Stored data

>>>>>

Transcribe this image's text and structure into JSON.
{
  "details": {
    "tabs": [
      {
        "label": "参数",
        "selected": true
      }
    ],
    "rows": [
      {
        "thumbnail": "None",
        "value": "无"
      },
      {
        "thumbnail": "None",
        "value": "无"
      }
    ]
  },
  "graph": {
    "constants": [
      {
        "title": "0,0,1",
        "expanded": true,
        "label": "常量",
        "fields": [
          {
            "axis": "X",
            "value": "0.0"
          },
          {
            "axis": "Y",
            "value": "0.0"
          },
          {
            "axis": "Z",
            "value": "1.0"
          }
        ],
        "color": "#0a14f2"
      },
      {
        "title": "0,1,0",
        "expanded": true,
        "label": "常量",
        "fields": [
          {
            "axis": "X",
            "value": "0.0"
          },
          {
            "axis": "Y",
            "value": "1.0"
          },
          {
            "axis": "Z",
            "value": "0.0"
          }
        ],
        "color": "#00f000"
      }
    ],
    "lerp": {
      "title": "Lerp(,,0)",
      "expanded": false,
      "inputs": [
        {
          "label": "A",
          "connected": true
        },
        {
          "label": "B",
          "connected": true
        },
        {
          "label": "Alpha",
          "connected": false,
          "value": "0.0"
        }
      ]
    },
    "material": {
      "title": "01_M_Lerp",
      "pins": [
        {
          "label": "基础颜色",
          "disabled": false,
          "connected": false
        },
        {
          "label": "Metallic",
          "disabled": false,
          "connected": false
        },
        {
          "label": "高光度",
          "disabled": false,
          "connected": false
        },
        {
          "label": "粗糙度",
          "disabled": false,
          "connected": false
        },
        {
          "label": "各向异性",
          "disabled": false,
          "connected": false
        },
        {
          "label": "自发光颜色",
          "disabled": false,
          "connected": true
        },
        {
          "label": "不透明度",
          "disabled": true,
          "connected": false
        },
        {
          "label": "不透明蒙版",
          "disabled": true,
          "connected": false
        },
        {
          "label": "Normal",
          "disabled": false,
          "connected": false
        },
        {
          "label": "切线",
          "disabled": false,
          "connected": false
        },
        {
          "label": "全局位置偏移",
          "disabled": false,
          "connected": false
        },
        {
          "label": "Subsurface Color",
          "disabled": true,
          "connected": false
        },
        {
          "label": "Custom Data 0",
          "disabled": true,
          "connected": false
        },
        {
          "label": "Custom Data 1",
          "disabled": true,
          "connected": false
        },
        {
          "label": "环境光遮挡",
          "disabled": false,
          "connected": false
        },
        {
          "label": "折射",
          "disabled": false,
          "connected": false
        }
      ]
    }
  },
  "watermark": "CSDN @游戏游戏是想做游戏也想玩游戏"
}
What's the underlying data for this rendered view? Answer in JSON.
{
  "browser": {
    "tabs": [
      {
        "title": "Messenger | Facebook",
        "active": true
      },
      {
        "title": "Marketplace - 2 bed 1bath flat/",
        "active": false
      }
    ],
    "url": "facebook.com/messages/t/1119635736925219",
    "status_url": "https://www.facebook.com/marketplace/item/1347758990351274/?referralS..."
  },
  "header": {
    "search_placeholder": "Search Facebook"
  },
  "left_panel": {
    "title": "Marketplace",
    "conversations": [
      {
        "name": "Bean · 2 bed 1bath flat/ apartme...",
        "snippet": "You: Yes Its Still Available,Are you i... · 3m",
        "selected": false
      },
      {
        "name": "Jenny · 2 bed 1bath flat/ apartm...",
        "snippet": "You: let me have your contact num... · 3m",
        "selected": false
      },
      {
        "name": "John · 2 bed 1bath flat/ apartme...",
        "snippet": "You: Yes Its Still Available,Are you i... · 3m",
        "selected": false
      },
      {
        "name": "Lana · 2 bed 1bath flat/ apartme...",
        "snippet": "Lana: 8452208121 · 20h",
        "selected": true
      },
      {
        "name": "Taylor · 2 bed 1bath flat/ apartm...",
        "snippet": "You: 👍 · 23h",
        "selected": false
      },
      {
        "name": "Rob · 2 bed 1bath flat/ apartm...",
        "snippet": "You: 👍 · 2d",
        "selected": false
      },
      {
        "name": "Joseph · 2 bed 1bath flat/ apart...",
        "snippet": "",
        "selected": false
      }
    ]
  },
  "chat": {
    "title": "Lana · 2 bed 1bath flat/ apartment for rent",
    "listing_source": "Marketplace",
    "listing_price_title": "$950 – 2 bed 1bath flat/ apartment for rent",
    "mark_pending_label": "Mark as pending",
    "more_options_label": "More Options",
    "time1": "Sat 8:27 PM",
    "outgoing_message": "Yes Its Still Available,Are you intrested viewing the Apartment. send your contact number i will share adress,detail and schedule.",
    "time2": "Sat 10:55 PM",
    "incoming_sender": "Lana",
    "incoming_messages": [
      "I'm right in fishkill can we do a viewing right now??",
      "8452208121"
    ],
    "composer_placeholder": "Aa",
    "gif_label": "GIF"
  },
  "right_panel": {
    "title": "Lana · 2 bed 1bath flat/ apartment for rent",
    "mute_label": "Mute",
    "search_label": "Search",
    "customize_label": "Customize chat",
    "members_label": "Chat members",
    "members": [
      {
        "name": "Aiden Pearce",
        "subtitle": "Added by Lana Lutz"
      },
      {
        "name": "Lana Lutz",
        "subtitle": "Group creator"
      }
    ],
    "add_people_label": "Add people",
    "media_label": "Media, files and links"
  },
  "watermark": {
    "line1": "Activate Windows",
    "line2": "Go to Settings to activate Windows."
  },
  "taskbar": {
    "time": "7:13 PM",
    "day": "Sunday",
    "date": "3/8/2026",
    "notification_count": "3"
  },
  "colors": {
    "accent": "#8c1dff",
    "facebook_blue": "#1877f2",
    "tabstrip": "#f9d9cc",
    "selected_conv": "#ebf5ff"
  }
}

<<<<<

WRITTEN EXERCISE: Give the material above again, word for word.

THE RESPONSE:
Transcribe this image's text and structure into JSON.
{
  "details": {
    "tabs": [
      {
        "label": "参数",
        "selected": true
      }
    ],
    "rows": [
      {
        "thumbnail": "None",
        "value": "无"
      },
      {
        "thumbnail": "None",
        "value": "无"
      }
    ]
  },
  "graph": {
    "constants": [
      {
        "title": "0,0,1",
        "expanded": true,
        "label": "常量",
        "fields": [
          {
            "axis": "X",
            "value": "0.0"
          },
          {
            "axis": "Y",
            "value": "0.0"
          },
          {
            "axis": "Z",
            "value": "1.0"
          }
        ],
        "color": "#0a14f2"
      },
      {
        "title": "0,1,0",
        "expanded": true,
        "label": "常量",
        "fields": [
          {
            "axis": "X",
            "value": "0.0"
          },
          {
            "axis": "Y",
            "value": "1.0"
          },
          {
            "axis": "Z",
            "value": "0.0"
          }
        ],
        "color": "#00f000"
      }
    ],
    "lerp": {
      "title": "Lerp(,,0)",
      "expanded": false,
      "inputs": [
        {
          "label": "A",
          "connected": true
        },
        {
          "label": "B",
          "connected": true
        },
        {
          "label": "Alpha",
          "connected": false,
          "value": "0.0"
        }
      ]
    },
    "material": {
      "title": "01_M_Lerp",
      "pins": [
        {
          "label": "基础颜色",
          "disabled": false,
          "connected": false
        },
        {
          "label": "Metallic",
          "disabled": false,
          "connected": false
        },
        {
          "label": "高光度",
          "disabled": false,
          "connected": false
        },
        {
          "label": "粗糙度",
          "disabled": false,
          "connected": false
        },
        {
          "label": "各向异性",
          "disabled": false,
          "connected": false
        },
        {
          "label": "自发光颜色",
          "disabled": false,
          "connected": true
        },
        {
          "label": "不透明度",
          "disabled": true,
          "connected": false
        },
        {
          "label": "不透明蒙版",
          "disabled": true,
          "connected": false
        },
        {
          "label": "Normal",
          "disabled": false,
          "connected": false
        },
        {
          "label": "切线",
          "disabled": false,
          "connected": false
        },
        {
          "label": "全局位置偏移",
          "disabled": false,
          "connected": false
        },
        {
          "label": "Subsurface Color",
          "disabled": true,
          "connected": false
        },
        {
          "label": "Custom Data 0",
          "disabled": true,
          "connected": false
        },
        {
          "label": "Custom Data 1",
          "disabled": true,
          "connected": false
        },
        {
          "label": "环境光遮挡",
          "disabled": false,
          "connected": false
        },
        {
          "label": "折射",
          "disabled": false,
          "connected": false
        }
      ]
    }
  },
  "watermark": "CSDN @游戏游戏是想做游戏也想玩游戏"
}
What's the underlying data for this rendered view? Answer in JSON.
{
  "browser": {
    "tabs": [
      {
        "title": "Messenger | Facebook",
        "active": true
      },
      {
        "title": "Marketplace - 2 bed 1bath flat/",
        "active": false
      }
    ],
    "url": "facebook.com/messages/t/1119635736925219",
    "status_url": "https://www.facebook.com/marketplace/item/1347758990351274/?referralS..."
  },
  "header": {
    "search_placeholder": "Search Facebook"
  },
  "left_panel": {
    "title": "Marketplace",
    "conversations": [
      {
        "name": "Bean · 2 bed 1bath flat/ apartme...",
        "snippet": "You: Yes Its Still Available,Are you i... · 3m",
        "selected": false
      },
      {
        "name": "Jenny · 2 bed 1bath flat/ apartm...",
        "snippet": "You: let me have your contact num... · 3m",
        "selected": false
      },
      {
        "name": "John · 2 bed 1bath flat/ apartme...",
        "snippet": "You: Yes Its Still Available,Are you i... · 3m",
        "selected": false
      },
      {
        "name": "Lana · 2 bed 1bath flat/ apartme...",
        "snippet": "Lana: 8452208121 · 20h",
        "selected": true
      },
      {
        "name": "Taylor · 2 bed 1bath flat/ apartm...",
        "snippet": "You: 👍 · 23h",
        "selected": false
      },
      {
        "name": "Rob · 2 bed 1bath flat/ apartm...",
        "snippet": "You: 👍 · 2d",
        "selected": false
      },
      {
        "name": "Joseph · 2 bed 1bath flat/ apart...",
        "snippet": "",
        "selected": false
      }
    ]
  },
  "chat": {
    "title": "Lana · 2 bed 1bath flat/ apartment for rent",
    "listing_source": "Marketplace",
    "listing_price_title": "$950 – 2 bed 1bath flat/ apartment for rent",
    "mark_pending_label": "Mark as pending",
    "more_options_label": "More Options",
    "time1": "Sat 8:27 PM",
    "outgoing_message": "Yes Its Still Available,Are you intrested viewing the Apartment. send your contact number i will share adress,detail and schedule.",
    "time2": "Sat 10:55 PM",
    "incoming_sender": "Lana",
    "incoming_messages": [
      "I'm right in fishkill can we do a viewing right now??",
      "8452208121"
    ],
    "composer_placeholder": "Aa",
    "gif_label": "GIF"
  },
  "right_panel": {
    "title": "Lana · 2 bed 1bath flat/ apartment for rent",
    "mute_label": "Mute",
    "search_label": "Search",
    "customize_label": "Customize chat",
    "members_label": "Chat members",
    "members": [
      {
        "name": "Aiden Pearce",
        "subtitle": "Added by Lana Lutz"
      },
      {
        "name": "Lana Lutz",
        "subtitle": "Group creator"
      }
    ],
    "add_people_label": "Add people",
    "media_label": "Media, files and links"
  },
  "watermark": {
    "line1": "Activate Windows",
    "line2": "Go to Settings to activate Windows."
  },
  "taskbar": {
    "time": "7:13 PM",
    "day": "Sunday",
    "date": "3/8/2026",
    "notification_count": "3"
  },
  "colors": {
    "accent": "#8c1dff",
    "facebook_blue": "#1877f2",
    "tabstrip": "#f9d9cc",
    "selected_conv": "#ebf5ff"
  }
}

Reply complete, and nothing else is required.